(Task prompt): Reproduce the data in its entirety, exactly as supplied.

********************

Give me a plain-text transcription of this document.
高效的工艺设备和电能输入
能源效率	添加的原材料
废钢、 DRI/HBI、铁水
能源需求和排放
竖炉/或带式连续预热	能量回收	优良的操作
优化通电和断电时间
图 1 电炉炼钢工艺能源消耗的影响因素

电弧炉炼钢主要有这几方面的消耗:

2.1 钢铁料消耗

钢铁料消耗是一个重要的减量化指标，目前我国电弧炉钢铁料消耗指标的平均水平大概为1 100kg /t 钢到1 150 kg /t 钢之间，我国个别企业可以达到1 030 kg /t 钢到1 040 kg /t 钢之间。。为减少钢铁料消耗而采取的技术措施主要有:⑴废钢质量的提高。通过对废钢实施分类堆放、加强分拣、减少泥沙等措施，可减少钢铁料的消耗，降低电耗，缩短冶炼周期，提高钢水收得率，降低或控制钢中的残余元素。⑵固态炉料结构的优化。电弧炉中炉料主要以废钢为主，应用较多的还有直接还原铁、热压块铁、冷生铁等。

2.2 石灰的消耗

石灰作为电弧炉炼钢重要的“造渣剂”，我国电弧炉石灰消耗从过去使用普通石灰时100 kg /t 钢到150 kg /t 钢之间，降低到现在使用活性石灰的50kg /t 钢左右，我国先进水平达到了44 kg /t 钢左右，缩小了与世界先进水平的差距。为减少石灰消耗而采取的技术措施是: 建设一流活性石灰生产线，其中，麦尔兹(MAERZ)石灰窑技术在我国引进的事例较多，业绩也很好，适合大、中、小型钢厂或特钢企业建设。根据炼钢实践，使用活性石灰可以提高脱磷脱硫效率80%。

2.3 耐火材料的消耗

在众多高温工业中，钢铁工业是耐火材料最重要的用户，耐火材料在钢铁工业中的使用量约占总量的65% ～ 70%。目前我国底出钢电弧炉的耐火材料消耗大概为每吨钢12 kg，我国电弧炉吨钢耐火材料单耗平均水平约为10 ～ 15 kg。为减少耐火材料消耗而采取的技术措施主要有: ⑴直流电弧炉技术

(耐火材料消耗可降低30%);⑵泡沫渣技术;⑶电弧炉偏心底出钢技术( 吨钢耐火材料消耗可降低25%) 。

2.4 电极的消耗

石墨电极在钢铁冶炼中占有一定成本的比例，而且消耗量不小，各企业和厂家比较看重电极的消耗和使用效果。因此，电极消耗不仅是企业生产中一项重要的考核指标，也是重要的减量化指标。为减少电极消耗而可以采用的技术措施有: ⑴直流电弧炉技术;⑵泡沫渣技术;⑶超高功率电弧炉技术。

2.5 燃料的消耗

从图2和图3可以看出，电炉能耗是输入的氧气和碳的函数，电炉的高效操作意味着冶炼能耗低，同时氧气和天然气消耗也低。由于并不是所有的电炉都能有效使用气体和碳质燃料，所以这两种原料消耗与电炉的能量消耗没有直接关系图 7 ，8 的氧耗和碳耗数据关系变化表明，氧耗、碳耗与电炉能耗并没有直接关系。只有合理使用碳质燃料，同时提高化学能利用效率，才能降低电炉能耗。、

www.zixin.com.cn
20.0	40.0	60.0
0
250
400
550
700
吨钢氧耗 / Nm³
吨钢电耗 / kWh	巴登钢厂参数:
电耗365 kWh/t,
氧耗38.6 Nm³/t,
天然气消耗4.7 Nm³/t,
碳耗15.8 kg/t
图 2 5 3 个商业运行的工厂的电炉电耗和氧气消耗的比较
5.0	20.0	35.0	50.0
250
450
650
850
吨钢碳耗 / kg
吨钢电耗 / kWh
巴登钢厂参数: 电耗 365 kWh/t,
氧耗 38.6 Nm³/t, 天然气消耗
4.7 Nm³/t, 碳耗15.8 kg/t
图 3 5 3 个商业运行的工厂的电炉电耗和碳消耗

********************

(Response):
Give me a plain-text transcription of this document.
高效的工艺设备和电能输入
能源效率	添加的原材料
废钢、 DRI/HBI、铁水
能源需求和排放
竖炉/或带式连续预热	能量回收	优良的操作
优化通电和断电时间
图 1 电炉炼钢工艺能源消耗的影响因素

电弧炉炼钢主要有这几方面的消耗:

2.1 钢铁料消耗

钢铁料消耗是一个重要的减量化指标，目前我国电弧炉钢铁料消耗指标的平均水平大概为1 100kg /t 钢到1 150 kg /t 钢之间，我国个别企业可以达到1 030 kg /t 钢到1 040 kg /t 钢之间。。为减少钢铁料消耗而采取的技术措施主要有:⑴废钢质量的提高。通过对废钢实施分类堆放、加强分拣、减少泥沙等措施，可减少钢铁料的消耗，降低电耗，缩短冶炼周期，提高钢水收得率，降低或控制钢中的残余元素。⑵固态炉料结构的优化。电弧炉中炉料主要以废钢为主，应用较多的还有直接还原铁、热压块铁、冷生铁等。

2.2 石灰的消耗

石灰作为电弧炉炼钢重要的“造渣剂”，我国电弧炉石灰消耗从过去使用普通石灰时100 kg /t 钢到150 kg /t 钢之间，降低到现在使用活性石灰的50kg /t 钢左右，我国先进水平达到了44 kg /t 钢左右，缩小了与世界先进水平的差距。为减少石灰消耗而采取的技术措施是: 建设一流活性石灰生产线，其中，麦尔兹(MAERZ)石灰窑技术在我国引进的事例较多，业绩也很好，适合大、中、小型钢厂或特钢企业建设。根据炼钢实践，使用活性石灰可以提高脱磷脱硫效率80%。

2.3 耐火材料的消耗

在众多高温工业中，钢铁工业是耐火材料最重要的用户，耐火材料在钢铁工业中的使用量约占总量的65% ～ 70%。目前我国底出钢电弧炉的耐火材料消耗大概为每吨钢12 kg，我国电弧炉吨钢耐火材料单耗平均水平约为10 ～ 15 kg。为减少耐火材料消耗而采取的技术措施主要有: ⑴直流电弧炉技术

(耐火材料消耗可降低30%);⑵泡沫渣技术;⑶电弧炉偏心底出钢技术( 吨钢耐火材料消耗可降低25%) 。

2.4 电极的消耗

石墨电极在钢铁冶炼中占有一定成本的比例，而且消耗量不小，各企业和厂家比较看重电极的消耗和使用效果。因此，电极消耗不仅是企业生产中一项重要的考核指标，也是重要的减量化指标。为减少电极消耗而可以采用的技术措施有: ⑴直流电弧炉技术;⑵泡沫渣技术;⑶超高功率电弧炉技术。

2.5 燃料的消耗

从图2和图3可以看出，电炉能耗是输入的氧气和碳的函数，电炉的高效操作意味着冶炼能耗低，同时氧气和天然气消耗也低。由于并不是所有的电炉都能有效使用气体和碳质燃料，所以这两种原料消耗与电炉的能量消耗没有直接关系图 7 ，8 的氧耗和碳耗数据关系变化表明，氧耗、碳耗与电炉能耗并没有直接关系。只有合理使用碳质燃料，同时提高化学能利用效率，才能降低电炉能耗。、

www.zixin.com.cn
20.0	40.0	60.0
0
250
400
550
700
吨钢氧耗 / Nm³
吨钢电耗 / kWh	巴登钢厂参数:
电耗365 kWh/t,
氧耗38.6 Nm³/t,
天然气消耗4.7 Nm³/t,
碳耗15.8 kg/t
图 2 5 3 个商业运行的工厂的电炉电耗和氧气消耗的比较
5.0	20.0	35.0	50.0
250
450
650
850
吨钢碳耗 / kg
吨钢电耗 / kWh
巴登钢厂参数: 电耗 365 kWh/t,
氧耗 38.6 Nm³/t, 天然气消耗
4.7 Nm³/t, 碳耗15.8 kg/t
图 3 5 3 个商业运行的工厂的电炉电耗和碳消耗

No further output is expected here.